_Problems to solve_:
**1.** In the JIT thread, which algorithm does Postgres use to calculate aggregates?
**2.** In the JIT thread, give the stretch from "2019-11-25 Thread Konstantin" through "such modest improvement?" again, substituting "small" for "modest".
**3.** Translate this sentence from the JIT thread into Spanish: "I have a hypothesis that such difference was caused by the way of aggregates calculation."

_Document extract_:

* * *

Juan José Santamaría Flecha

Why JIT speed improvement is so modest?

2019-11-25 Thread Konstantin Knizhnik


Right now JIT provides about 30% improvement of TPC-H Q1 query:

https://www.citusdata.com/blog/2018/09/11/postgresql-11-just-in-time/

I wonder why even at this query, which seems to be ideal use case for 
JIT, we get such modest improvement?
I have raised this question several years ago - but that time JIT was 
assumed to be in early development stage and performance aspects were 
less critical
than required infrastructure changes. But right now JIT seems to be 
stable enough and is switch on by default.

Vitesse DB reports 8x speedup on Q1,
ISP-RAS JIT version  provides 3x speedup of Q1:

https://www.pgcon.org/2017/schedule/attachments/467_PGCon%202017-05-26%2015-00%20ISPRAS%20Dynamic%20Compilation%20of%20SQL%20Queries%20in%20PostgreSQL%20Using%20LLVM%20JIT.pdf

According to this presentation Q1 spends 6% of time in ExecQual and 75% 
in ExecAgg.


VOPS provides 10x improvement of Q1.

I have a hypothesis that such difference was caused by the way of 
aggregates calculation.
Postgres is using Youngs-Cramer algorithm while both ISPRAS JIT version 
and my VOPS are just accumulating results in variable of type double.
I rewrite VOPS to use the same algorithm as Postgres, but VOPS is still 
about 10 times faster.

* * *

_Raw data_:
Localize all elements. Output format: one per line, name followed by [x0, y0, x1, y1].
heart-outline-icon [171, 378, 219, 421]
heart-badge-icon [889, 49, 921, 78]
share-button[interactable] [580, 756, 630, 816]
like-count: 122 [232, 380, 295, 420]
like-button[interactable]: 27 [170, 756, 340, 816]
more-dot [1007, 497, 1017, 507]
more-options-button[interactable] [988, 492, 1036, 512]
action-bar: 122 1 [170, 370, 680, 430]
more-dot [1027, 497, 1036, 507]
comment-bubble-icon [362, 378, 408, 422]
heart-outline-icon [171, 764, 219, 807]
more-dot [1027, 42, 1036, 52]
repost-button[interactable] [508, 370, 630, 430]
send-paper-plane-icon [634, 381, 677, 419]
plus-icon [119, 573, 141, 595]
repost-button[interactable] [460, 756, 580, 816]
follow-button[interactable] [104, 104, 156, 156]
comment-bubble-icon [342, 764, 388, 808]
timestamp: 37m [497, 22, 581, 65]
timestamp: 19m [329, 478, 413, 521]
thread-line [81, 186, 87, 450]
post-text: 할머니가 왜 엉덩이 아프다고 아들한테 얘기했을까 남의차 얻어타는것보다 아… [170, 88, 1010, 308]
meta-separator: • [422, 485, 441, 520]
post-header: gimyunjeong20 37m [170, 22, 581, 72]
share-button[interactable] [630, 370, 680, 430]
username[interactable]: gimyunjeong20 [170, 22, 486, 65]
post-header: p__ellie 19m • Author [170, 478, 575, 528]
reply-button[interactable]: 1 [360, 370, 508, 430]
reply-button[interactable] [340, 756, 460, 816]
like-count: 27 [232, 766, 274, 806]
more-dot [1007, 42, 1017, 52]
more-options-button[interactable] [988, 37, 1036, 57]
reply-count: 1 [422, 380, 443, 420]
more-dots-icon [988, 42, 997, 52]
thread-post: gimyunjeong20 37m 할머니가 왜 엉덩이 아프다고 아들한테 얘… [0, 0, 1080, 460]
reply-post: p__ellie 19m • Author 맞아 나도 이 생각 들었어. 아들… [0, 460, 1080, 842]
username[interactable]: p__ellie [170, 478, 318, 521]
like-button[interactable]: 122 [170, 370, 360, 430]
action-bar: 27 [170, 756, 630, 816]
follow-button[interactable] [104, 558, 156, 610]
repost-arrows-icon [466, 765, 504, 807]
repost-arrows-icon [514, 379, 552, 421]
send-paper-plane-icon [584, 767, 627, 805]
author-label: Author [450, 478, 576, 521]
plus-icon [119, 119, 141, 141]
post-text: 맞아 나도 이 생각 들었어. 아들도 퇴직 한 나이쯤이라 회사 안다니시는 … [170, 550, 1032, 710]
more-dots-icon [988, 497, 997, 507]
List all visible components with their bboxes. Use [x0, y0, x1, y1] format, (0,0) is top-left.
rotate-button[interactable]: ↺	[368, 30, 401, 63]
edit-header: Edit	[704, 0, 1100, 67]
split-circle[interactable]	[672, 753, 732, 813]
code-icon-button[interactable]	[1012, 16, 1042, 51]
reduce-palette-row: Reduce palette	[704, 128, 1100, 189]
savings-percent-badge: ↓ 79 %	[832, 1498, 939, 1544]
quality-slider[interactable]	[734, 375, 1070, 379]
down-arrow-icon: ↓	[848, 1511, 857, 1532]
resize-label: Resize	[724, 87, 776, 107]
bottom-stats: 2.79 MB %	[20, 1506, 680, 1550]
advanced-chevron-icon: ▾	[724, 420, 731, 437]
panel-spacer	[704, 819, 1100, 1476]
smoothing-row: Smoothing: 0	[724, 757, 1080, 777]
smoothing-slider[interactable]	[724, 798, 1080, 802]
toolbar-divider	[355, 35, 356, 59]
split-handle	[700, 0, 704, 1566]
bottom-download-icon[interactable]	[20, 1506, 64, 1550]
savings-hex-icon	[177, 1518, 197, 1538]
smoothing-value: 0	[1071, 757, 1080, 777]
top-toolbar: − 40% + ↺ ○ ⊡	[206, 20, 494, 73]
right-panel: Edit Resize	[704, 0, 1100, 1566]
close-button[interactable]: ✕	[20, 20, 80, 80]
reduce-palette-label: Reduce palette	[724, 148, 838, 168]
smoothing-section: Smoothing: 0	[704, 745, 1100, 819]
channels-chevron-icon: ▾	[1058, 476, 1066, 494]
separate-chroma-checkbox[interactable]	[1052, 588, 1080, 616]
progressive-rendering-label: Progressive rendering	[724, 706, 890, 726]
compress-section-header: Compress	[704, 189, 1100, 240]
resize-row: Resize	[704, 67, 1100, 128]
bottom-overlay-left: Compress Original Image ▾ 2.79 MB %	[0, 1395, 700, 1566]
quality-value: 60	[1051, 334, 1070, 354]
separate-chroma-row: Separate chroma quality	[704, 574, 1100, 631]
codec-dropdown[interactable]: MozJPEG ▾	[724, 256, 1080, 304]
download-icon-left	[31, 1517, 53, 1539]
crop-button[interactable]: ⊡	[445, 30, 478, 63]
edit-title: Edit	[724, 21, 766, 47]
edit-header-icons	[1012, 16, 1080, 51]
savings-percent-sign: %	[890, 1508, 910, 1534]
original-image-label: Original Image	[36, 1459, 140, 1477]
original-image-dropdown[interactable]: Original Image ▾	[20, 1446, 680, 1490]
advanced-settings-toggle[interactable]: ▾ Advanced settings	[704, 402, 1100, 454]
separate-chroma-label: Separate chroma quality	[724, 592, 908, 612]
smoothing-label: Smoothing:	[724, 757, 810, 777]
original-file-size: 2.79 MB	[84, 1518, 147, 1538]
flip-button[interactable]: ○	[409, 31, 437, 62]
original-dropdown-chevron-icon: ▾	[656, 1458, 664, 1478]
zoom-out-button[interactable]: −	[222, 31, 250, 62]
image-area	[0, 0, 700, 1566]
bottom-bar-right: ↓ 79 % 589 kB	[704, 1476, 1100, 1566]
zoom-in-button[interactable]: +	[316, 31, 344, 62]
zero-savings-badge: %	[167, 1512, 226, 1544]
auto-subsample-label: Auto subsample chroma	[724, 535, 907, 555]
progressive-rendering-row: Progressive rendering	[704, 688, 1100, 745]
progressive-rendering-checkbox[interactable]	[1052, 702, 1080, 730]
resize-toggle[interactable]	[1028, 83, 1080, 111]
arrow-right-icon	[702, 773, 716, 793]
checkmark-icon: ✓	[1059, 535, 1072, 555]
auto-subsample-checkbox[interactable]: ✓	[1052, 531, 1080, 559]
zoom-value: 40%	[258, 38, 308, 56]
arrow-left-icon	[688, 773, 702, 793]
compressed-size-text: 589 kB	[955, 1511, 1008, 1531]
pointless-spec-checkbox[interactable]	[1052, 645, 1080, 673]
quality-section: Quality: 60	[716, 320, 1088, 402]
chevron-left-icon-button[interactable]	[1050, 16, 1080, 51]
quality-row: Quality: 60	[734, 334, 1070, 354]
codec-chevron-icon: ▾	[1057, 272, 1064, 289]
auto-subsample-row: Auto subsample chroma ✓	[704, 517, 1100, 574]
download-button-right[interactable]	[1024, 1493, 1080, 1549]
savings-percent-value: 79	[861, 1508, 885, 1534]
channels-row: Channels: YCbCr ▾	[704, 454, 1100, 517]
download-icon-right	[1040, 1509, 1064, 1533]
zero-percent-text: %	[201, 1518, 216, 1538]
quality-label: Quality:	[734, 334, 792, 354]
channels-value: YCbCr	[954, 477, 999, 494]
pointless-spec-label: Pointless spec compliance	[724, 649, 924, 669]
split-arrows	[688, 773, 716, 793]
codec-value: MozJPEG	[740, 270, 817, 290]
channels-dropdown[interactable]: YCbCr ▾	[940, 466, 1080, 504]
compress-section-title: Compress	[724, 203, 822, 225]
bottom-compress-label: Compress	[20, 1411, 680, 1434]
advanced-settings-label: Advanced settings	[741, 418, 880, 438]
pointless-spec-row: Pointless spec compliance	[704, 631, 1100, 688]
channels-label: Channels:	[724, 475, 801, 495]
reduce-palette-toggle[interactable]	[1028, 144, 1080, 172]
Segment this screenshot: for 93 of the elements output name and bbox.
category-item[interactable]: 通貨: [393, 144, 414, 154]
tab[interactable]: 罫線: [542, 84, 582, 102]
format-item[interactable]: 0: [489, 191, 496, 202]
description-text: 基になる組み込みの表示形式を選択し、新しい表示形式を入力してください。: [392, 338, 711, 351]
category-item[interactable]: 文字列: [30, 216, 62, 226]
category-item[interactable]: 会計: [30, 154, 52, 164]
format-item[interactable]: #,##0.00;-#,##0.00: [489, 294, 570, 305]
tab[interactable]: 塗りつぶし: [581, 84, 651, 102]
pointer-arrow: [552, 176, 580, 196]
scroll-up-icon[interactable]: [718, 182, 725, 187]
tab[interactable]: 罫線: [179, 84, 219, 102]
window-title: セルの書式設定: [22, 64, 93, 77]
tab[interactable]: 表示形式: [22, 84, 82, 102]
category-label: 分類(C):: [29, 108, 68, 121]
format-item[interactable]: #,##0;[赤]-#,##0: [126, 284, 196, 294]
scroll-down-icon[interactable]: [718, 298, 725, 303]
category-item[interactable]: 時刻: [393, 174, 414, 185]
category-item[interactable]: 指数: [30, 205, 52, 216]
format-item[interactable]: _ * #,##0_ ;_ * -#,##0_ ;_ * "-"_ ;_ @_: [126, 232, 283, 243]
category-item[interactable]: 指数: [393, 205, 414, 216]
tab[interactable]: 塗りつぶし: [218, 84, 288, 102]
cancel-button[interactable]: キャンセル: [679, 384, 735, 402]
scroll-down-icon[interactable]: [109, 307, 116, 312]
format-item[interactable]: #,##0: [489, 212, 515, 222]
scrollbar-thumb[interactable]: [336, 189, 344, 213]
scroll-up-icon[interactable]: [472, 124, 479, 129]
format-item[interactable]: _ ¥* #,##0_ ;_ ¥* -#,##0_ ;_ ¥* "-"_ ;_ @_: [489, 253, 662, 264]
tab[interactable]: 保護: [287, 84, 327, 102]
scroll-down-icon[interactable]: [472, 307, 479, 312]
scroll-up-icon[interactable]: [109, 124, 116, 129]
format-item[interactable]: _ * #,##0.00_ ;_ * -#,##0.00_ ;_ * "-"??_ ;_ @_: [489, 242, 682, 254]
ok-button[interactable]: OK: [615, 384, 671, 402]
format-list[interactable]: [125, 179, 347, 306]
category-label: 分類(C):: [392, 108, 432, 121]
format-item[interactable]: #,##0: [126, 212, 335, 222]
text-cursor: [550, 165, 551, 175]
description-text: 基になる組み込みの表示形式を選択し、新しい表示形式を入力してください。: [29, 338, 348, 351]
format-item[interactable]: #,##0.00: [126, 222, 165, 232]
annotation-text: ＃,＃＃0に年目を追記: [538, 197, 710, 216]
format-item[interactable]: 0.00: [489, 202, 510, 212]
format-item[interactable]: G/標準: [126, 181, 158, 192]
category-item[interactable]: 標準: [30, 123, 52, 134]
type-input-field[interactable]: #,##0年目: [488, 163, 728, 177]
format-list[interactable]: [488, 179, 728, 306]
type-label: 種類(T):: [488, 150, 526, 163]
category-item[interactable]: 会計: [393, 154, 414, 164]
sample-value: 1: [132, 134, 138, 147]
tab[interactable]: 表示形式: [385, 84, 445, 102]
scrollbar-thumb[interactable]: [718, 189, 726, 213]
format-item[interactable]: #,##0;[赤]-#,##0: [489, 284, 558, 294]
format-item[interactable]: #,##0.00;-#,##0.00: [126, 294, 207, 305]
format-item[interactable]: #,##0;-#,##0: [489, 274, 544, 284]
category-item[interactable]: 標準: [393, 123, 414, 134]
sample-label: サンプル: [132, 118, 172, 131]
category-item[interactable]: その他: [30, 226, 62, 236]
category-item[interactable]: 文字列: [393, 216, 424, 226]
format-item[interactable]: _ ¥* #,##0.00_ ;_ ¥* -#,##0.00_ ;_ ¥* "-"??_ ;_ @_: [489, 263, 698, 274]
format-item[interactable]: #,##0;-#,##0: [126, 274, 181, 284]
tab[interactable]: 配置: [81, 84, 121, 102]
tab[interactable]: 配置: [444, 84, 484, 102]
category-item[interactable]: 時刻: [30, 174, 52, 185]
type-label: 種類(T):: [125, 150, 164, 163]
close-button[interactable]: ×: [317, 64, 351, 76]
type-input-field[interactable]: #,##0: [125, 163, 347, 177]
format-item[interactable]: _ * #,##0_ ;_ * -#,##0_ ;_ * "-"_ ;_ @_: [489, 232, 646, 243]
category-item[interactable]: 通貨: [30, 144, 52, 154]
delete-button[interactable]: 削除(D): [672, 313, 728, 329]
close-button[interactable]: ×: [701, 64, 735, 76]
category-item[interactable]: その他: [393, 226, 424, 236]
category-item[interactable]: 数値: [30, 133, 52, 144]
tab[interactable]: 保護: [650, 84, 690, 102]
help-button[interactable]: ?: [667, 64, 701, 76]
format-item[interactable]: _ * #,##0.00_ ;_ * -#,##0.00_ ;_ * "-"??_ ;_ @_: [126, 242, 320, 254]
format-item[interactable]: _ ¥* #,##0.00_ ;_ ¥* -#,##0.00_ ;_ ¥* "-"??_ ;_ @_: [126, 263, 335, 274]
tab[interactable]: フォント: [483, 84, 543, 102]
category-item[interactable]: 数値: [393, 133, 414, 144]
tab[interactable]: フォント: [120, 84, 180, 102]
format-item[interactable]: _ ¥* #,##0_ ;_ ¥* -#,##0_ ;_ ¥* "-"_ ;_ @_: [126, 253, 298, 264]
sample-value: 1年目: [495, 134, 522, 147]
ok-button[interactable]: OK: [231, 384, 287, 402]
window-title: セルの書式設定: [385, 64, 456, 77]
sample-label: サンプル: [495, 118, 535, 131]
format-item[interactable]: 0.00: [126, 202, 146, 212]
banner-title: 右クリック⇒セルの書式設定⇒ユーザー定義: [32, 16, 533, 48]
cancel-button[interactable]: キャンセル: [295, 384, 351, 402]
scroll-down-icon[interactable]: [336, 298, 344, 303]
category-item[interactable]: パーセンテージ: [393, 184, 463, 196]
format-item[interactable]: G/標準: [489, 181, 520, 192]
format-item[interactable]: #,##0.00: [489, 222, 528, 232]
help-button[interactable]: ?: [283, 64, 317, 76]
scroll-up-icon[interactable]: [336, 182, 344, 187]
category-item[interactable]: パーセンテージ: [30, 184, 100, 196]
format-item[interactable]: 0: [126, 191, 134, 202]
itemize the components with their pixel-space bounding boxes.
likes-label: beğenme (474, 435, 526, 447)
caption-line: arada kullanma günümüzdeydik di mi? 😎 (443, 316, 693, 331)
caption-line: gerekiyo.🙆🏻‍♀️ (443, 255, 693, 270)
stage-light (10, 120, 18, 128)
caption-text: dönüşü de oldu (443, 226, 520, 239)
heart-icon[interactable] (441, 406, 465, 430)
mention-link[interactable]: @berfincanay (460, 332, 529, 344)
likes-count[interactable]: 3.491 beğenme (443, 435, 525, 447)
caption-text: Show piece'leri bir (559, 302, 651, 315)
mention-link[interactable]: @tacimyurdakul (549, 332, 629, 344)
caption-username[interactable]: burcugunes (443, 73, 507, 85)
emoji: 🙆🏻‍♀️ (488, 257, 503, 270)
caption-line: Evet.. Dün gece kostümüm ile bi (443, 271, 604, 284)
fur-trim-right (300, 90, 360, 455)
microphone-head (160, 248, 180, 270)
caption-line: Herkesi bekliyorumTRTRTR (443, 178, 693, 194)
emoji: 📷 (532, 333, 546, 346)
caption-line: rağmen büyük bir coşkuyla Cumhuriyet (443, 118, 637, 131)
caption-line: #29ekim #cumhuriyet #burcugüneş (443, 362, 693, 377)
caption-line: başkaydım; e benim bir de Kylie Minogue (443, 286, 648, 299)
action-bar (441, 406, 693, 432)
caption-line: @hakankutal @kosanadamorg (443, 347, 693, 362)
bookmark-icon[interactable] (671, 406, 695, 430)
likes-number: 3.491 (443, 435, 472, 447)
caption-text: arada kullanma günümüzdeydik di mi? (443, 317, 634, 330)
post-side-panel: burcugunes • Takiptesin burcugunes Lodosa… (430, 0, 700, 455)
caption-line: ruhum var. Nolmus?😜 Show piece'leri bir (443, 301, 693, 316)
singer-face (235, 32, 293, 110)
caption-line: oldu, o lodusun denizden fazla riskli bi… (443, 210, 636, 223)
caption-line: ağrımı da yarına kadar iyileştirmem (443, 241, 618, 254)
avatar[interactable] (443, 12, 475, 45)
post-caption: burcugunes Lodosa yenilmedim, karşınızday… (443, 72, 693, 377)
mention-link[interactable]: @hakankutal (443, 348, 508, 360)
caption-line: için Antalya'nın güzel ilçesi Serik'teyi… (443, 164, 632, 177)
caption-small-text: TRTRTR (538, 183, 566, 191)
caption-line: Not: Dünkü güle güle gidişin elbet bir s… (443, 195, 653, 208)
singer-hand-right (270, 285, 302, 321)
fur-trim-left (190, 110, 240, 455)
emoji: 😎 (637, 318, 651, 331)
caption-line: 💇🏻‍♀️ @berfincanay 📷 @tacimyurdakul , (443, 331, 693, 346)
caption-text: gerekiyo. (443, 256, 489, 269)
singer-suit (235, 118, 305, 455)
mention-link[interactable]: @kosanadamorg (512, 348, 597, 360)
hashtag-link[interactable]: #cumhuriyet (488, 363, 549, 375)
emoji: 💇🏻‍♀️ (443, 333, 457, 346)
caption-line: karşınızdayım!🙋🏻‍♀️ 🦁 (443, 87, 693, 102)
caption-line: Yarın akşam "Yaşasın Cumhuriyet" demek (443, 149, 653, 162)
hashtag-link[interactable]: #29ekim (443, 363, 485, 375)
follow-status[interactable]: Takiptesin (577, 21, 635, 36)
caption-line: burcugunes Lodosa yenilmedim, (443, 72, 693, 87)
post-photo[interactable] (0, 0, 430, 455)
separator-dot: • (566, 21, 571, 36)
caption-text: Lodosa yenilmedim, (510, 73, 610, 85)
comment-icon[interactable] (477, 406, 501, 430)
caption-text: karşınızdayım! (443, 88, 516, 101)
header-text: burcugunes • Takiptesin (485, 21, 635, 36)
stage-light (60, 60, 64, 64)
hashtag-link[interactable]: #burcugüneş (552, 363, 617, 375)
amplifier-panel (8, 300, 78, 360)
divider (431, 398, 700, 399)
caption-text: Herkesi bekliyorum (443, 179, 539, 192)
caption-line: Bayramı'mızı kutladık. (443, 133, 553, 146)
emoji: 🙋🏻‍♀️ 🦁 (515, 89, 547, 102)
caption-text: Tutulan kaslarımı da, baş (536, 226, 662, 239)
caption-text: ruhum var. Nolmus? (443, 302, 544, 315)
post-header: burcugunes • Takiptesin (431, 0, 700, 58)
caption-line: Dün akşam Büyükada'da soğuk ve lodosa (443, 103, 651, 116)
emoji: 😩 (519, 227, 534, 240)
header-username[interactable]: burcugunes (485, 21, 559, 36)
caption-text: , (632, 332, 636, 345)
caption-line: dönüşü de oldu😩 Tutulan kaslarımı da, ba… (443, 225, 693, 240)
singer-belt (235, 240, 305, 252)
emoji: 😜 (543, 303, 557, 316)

* * *

_Results of the tasks_:
**1.** The Youngs-Cramer algorithm.

**2.**
2019-11-25 Thread Konstantin Knizhnik


Right now JIT provides about 30% improvement of TPC-H Q1 query:

https://www.citusdata.com/blog/2018/09/11/postgresql-11-just-in-time/

I wonder why even at this query, which seems to be ideal use case for 
JIT, we get such small improvement?

**3.** Tengo la hipótesis de que esa diferencia se debió a la forma de calcular los agregados.